● **PROBLEM TO SOLVE**
Copy every record below exactly.

Recorded data
--

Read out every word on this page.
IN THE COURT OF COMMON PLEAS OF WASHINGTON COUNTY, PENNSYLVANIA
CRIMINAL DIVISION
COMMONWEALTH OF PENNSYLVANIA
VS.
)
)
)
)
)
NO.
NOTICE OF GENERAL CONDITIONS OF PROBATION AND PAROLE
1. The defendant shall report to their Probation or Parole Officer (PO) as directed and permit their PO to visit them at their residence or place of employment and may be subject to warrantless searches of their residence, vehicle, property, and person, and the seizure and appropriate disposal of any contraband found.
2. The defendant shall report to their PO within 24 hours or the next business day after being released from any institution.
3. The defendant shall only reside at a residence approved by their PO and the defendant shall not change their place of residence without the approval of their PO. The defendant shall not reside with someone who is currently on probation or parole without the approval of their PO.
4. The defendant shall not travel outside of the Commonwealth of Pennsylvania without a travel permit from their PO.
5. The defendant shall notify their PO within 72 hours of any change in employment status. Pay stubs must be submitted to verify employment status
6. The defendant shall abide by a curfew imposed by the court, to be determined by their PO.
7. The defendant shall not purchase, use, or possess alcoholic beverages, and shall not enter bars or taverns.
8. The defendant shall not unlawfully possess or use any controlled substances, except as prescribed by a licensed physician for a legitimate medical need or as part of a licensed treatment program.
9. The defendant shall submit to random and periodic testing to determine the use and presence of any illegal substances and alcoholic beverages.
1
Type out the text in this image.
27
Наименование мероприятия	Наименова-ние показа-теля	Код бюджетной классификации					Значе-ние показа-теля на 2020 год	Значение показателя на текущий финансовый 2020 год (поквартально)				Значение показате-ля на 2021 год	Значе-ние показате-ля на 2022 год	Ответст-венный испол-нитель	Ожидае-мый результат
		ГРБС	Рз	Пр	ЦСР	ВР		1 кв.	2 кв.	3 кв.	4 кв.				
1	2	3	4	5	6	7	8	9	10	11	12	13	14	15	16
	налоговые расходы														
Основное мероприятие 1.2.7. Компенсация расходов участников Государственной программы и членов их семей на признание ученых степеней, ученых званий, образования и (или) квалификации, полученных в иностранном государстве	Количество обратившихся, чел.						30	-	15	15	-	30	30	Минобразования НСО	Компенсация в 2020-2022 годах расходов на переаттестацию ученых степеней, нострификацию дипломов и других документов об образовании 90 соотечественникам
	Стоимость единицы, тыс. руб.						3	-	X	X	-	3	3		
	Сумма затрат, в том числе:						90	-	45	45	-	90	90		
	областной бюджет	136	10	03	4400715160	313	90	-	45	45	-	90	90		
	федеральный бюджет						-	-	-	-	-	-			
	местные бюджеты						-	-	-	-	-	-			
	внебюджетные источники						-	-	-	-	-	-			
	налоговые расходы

--

● **EXERCISE RESULT**
Read out every word on this page.
IN THE COURT OF COMMON PLEAS OF WASHINGTON COUNTY, PENNSYLVANIA
CRIMINAL DIVISION
COMMONWEALTH OF PENNSYLVANIA
VS.
)
)
)
)
)
NO.
NOTICE OF GENERAL CONDITIONS OF PROBATION AND PAROLE
1. The defendant shall report to their Probation or Parole Officer (PO) as directed and permit their PO to visit them at their residence or place of employment and may be subject to warrantless searches of their residence, vehicle, property, and person, and the seizure and appropriate disposal of any contraband found.
2. The defendant shall report to their PO within 24 hours or the next business day after being released from any institution.
3. The defendant shall only reside at a residence approved by their PO and the defendant shall not change their place of residence without the approval of their PO. The defendant shall not reside with someone who is currently on probation or parole without the approval of their PO.
4. The defendant shall not travel outside of the Commonwealth of Pennsylvania without a travel permit from their PO.
5. The defendant shall notify their PO within 72 hours of any change in employment status. Pay stubs must be submitted to verify employment status
6. The defendant shall abide by a curfew imposed by the court, to be determined by their PO.
7. The defendant shall not purchase, use, or possess alcoholic beverages, and shall not enter bars or taverns.
8. The defendant shall not unlawfully possess or use any controlled substances, except as prescribed by a licensed physician for a legitimate medical need or as part of a licensed treatment program.
9. The defendant shall submit to random and periodic testing to determine the use and presence of any illegal substances and alcoholic beverages.
1
Type out the text in this image.
27
Наименование мероприятия	Наименова-ние показа-теля	Код бюджетной классификации					Значе-ние показа-теля на 2020 год	Значение показателя на текущий финансовый 2020 год (поквартально)				Значение показате-ля на 2021 год	Значе-ние показате-ля на 2022 год	Ответст-венный испол-нитель	Ожидае-мый результат
		ГРБС	Рз	Пр	ЦСР	ВР		1 кв.	2 кв.	3 кв.	4 кв.				
1	2	3	4	5	6	7	8	9	10	11	12	13	14	15	16
	налоговые расходы														
Основное мероприятие 1.2.7. Компенсация расходов участников Государственной программы и членов их семей на признание ученых степеней, ученых званий, образования и (или) квалификации, полученных в иностранном государстве	Количество обратившихся, чел.						30	-	15	15	-	30	30	Минобразования НСО	Компенсация в 2020-2022 годах расходов на переаттестацию ученых степеней, нострификацию дипломов и других документов об образовании 90 соотечественникам
	Стоимость единицы, тыс. руб.						3	-	X	X	-	3	3		
	Сумма затрат, в том числе:						90	-	45	45	-	90	90		
	областной бюджет	136	10	03	4400715160	313	90	-	45	45	-	90	90		
	федеральный бюджет						-	-	-	-	-	-			
	местные бюджеты						-	-	-	-	-	-			
	внебюджетные источники						-	-	-	-	-	-			
	налоговые расходы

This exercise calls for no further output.